Task details | Return, unchanged, the lines below that run from the one containing "step-4: 4. To" through the one containing "List every element", including both of those lines and no others.

======== Records to use

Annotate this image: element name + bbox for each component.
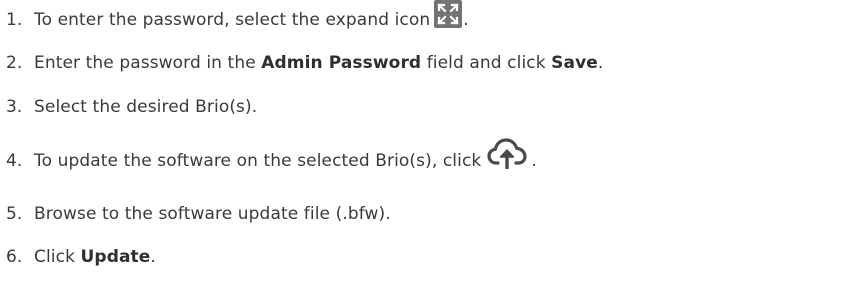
step-4: 4. To update the software on the selecte… [6,138,537,176]
step-number: 1. [6,10,23,30]
step-number: 3. [6,97,23,117]
step-text-end: . [597,53,604,73]
step-number: 6. [6,247,23,267]
step-3: 3. Select the desired Brio(s). [6,92,257,122]
save-label: Save [551,53,598,73]
step-text: To enter the password, select the expand… [34,10,431,30]
admin-password-label: Admin Password [261,53,422,73]
update-label: Update [80,247,151,267]
step-2: 2. Enter the password in the Admin Passw… [6,48,603,78]
step-text-end: . [463,10,469,30]
cloud-upload-icon [487,137,527,169]
instruction-steps: 1. To enter the password, select the exp… [0,0,854,303]
step-text-end: . [150,247,156,267]
step-number: 5. [6,204,23,224]
step-text-end: . [531,151,537,171]
step-5: 5. Browse to the software update file (.… [6,199,391,229]
step-text: Select the desired Brio(s). [34,97,258,117]
step-1: 1. To enter the password, select the exp… [6,0,469,35]
step-text: field and click [421,53,552,73]
step-number: 2. [6,53,23,73]
step-6: 6. Click Update . [6,242,156,272]
step-text: Click [34,247,81,267]
step-text: To update the software on the selected B… [34,151,482,171]
step-number: 4. [6,151,23,171]
step-text: Enter the password in the [34,53,262,73]
step-text: Browse to the software update file (.bfw… [34,204,391,224]
expand-icon [434,0,463,28]
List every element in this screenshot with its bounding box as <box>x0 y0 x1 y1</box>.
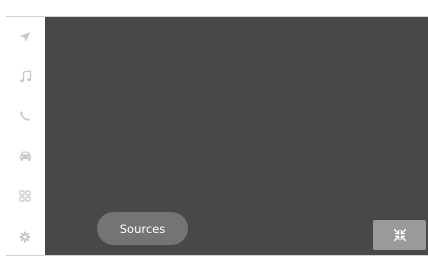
sidebar-item-settings[interactable] <box>6 224 44 250</box>
head-unit-screen: Sources <box>6 16 428 256</box>
music-note-icon <box>19 69 31 82</box>
minimize-button[interactable] <box>373 220 426 250</box>
sidebar <box>6 17 44 255</box>
gear-icon <box>19 231 31 243</box>
sidebar-item-vehicle[interactable] <box>6 143 44 169</box>
sidebar-item-apps[interactable] <box>6 183 44 209</box>
apps-grid-icon <box>19 190 31 202</box>
sources-button[interactable]: Sources <box>97 212 188 245</box>
sidebar-item-phone[interactable] <box>6 103 44 129</box>
phone-icon <box>20 111 30 121</box>
collapse-arrows-icon <box>393 228 406 242</box>
sidebar-item-navigation[interactable] <box>6 24 44 50</box>
sidebar-item-audio[interactable] <box>6 63 44 89</box>
navigation-arrow-icon <box>20 32 30 42</box>
car-icon <box>19 151 31 161</box>
main-display-area: Sources <box>45 17 428 255</box>
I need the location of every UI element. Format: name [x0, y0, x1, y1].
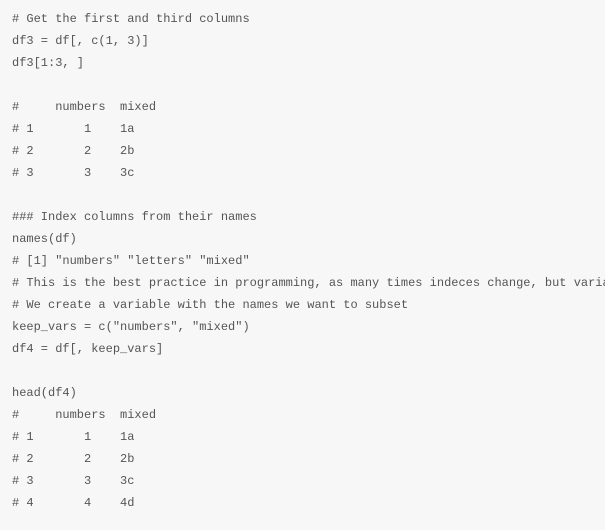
code-line [12, 184, 593, 206]
code-line: ### Index columns from their names [12, 206, 593, 228]
code-line: # 3 3 3c [12, 162, 593, 184]
code-line: # [1] "numbers" "letters" "mixed" [12, 250, 593, 272]
code-line: # 2 2 2b [12, 140, 593, 162]
code-line: keep_vars = c("numbers", "mixed") [12, 316, 593, 338]
code-line [12, 74, 593, 96]
code-line: # numbers mixed [12, 96, 593, 118]
code-line: # 1 1 1a [12, 118, 593, 140]
code-line: # 4 4 4d [12, 492, 593, 514]
code-line: df3 = df[, c(1, 3)] [12, 30, 593, 52]
code-line: # numbers mixed [12, 404, 593, 426]
code-line [12, 360, 593, 382]
code-line: df3[1:3, ] [12, 52, 593, 74]
code-line: # We create a variable with the names we… [12, 294, 593, 316]
code-line: # Get the first and third columns [12, 8, 593, 30]
code-line: # 1 1 1a [12, 426, 593, 448]
code-line: head(df4) [12, 382, 593, 404]
code-line: # 3 3 3c [12, 470, 593, 492]
code-line: # 2 2 2b [12, 448, 593, 470]
code-line: # This is the best practice in programmi… [12, 272, 593, 294]
code-line: df4 = df[, keep_vars] [12, 338, 593, 360]
code-line: names(df) [12, 228, 593, 250]
code-block: # Get the first and third columnsdf3 = d… [12, 8, 593, 514]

================

Answer to the task |
step-4: 4. To update the software on the selecte… [6,138,537,176]
step-number: 1. [6,10,23,30]
step-number: 3. [6,97,23,117]
step-text-end: . [597,53,604,73]
step-number: 6. [6,247,23,267]
step-3: 3. Select the desired Brio(s). [6,92,257,122]
save-label: Save [551,53,598,73]
step-text: To enter the password, select the expand… [34,10,431,30]
admin-password-label: Admin Password [261,53,422,73]
update-label: Update [80,247,151,267]
step-2: 2. Enter the password in the Admin Passw… [6,48,603,78]
step-text-end: . [463,10,469,30]
cloud-upload-icon [487,137,527,169]
instruction-steps: 1. To enter the password, select the exp… [0,0,854,303]
step-text-end: . [150,247,156,267]
step-number: 5. [6,204,23,224]
step-text-end: . [531,151,537,171]
step-5: 5. Browse to the software update file (.… [6,199,391,229]
step-text: Select the desired Brio(s). [34,97,258,117]
step-1: 1. To enter the password, select the exp… [6,0,469,35]
step-text: field and click [421,53,552,73]
step-number: 2. [6,53,23,73]
step-6: 6. Click Update . [6,242,156,272]
step-text: Click [34,247,81,267]
step-text: To update the software on the selected B… [34,151,482,171]
step-number: 4. [6,151,23,171]
step-text: Enter the password in the [34,53,262,73]
step-text: Browse to the software update file (.bfw… [34,204,391,224]
expand-icon [434,0,463,28]
List every element in this screenshot with its bounding box as <box>x0 y0 x1 y1</box>.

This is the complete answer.